- **Job**
Can you output the records below exactly as they are written?

[Excerpt from a dataset]
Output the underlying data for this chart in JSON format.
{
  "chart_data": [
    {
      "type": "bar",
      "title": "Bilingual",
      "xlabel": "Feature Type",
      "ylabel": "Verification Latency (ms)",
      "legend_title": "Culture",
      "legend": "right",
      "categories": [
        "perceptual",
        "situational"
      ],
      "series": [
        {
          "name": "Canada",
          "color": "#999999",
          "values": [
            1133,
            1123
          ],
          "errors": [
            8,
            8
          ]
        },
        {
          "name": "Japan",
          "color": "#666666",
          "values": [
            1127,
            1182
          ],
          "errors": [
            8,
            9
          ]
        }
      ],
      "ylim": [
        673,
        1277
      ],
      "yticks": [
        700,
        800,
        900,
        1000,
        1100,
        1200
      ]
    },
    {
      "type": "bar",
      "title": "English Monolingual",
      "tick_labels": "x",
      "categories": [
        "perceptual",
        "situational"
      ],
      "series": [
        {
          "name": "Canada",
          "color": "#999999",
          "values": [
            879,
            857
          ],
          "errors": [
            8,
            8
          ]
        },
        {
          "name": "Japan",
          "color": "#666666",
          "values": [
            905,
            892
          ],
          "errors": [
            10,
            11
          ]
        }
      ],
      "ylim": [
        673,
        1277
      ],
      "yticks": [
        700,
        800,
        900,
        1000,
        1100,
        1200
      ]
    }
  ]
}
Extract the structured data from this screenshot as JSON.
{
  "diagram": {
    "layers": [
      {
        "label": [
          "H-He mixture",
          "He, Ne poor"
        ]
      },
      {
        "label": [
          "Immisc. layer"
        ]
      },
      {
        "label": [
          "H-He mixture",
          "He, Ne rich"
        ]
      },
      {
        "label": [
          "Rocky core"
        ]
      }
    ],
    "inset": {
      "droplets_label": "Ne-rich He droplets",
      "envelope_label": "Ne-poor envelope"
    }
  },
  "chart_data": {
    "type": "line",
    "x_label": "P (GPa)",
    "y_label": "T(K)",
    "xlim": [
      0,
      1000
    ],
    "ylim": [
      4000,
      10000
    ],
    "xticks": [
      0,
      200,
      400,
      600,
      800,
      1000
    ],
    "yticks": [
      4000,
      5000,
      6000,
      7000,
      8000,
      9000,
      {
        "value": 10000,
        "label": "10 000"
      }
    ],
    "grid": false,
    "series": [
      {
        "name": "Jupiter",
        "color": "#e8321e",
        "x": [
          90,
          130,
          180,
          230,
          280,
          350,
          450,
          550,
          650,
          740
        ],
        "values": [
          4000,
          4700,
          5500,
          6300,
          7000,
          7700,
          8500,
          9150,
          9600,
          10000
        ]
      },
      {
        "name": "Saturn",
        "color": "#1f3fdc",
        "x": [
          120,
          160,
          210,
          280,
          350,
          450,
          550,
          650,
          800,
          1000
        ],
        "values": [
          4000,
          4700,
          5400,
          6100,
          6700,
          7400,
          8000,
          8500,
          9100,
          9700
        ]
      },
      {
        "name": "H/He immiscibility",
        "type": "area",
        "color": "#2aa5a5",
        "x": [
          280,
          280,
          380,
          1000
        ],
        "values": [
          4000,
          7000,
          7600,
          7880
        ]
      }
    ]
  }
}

- **Problem solution**
Output the underlying data for this chart in JSON format.
{
  "chart_data": [
    {
      "type": "bar",
      "title": "Bilingual",
      "xlabel": "Feature Type",
      "ylabel": "Verification Latency (ms)",
      "legend_title": "Culture",
      "legend": "right",
      "categories": [
        "perceptual",
        "situational"
      ],
      "series": [
        {
          "name": "Canada",
          "color": "#999999",
          "values": [
            1133,
            1123
          ],
          "errors": [
            8,
            8
          ]
        },
        {
          "name": "Japan",
          "color": "#666666",
          "values": [
            1127,
            1182
          ],
          "errors": [
            8,
            9
          ]
        }
      ],
      "ylim": [
        673,
        1277
      ],
      "yticks": [
        700,
        800,
        900,
        1000,
        1100,
        1200
      ]
    },
    {
      "type": "bar",
      "title": "English Monolingual",
      "tick_labels": "x",
      "categories": [
        "perceptual",
        "situational"
      ],
      "series": [
        {
          "name": "Canada",
          "color": "#999999",
          "values": [
            879,
            857
          ],
          "errors": [
            8,
            8
          ]
        },
        {
          "name": "Japan",
          "color": "#666666",
          "values": [
            905,
            892
          ],
          "errors": [
            10,
            11
          ]
        }
      ],
      "ylim": [
        673,
        1277
      ],
      "yticks": [
        700,
        800,
        900,
        1000,
        1100,
        1200
      ]
    }
  ]
}
Extract the structured data from this screenshot as JSON.
{
  "diagram": {
    "layers": [
      {
        "label": [
          "H-He mixture",
          "He, Ne poor"
        ]
      },
      {
        "label": [
          "Immisc. layer"
        ]
      },
      {
        "label": [
          "H-He mixture",
          "He, Ne rich"
        ]
      },
      {
        "label": [
          "Rocky core"
        ]
      }
    ],
    "inset": {
      "droplets_label": "Ne-rich He droplets",
      "envelope_label": "Ne-poor envelope"
    }
  },
  "chart_data": {
    "type": "line",
    "x_label": "P (GPa)",
    "y_label": "T(K)",
    "xlim": [
      0,
      1000
    ],
    "ylim": [
      4000,
      10000
    ],
    "xticks": [
      0,
      200,
      400,
      600,
      800,
      1000
    ],
    "yticks": [
      4000,
      5000,
      6000,
      7000,
      8000,
      9000,
      {
        "value": 10000,
        "label": "10 000"
      }
    ],
    "grid": false,
    "series": [
      {
        "name": "Jupiter",
        "color": "#e8321e",
        "x": [
          90,
          130,
          180,
          230,
          280,
          350,
          450,
          550,
          650,
          740
        ],
        "values": [
          4000,
          4700,
          5500,
          6300,
          7000,
          7700,
          8500,
          9150,
          9600,
          10000
        ]
      },
      {
        "name": "Saturn",
        "color": "#1f3fdc",
        "x": [
          120,
          160,
          210,
          280,
          350,
          450,
          550,
          650,
          800,
          1000
        ],
        "values": [
          4000,
          4700,
          5400,
          6100,
          6700,
          7400,
          8000,
          8500,
          9100,
          9700
        ]
      },
      {
        "name": "H/He immiscibility",
        "type": "area",
        "color": "#2aa5a5",
        "x": [
          280,
          280,
          380,
          1000
        ],
        "values": [
          4000,
          7000,
          7600,
          7880
        ]
      }
    ]
  }
}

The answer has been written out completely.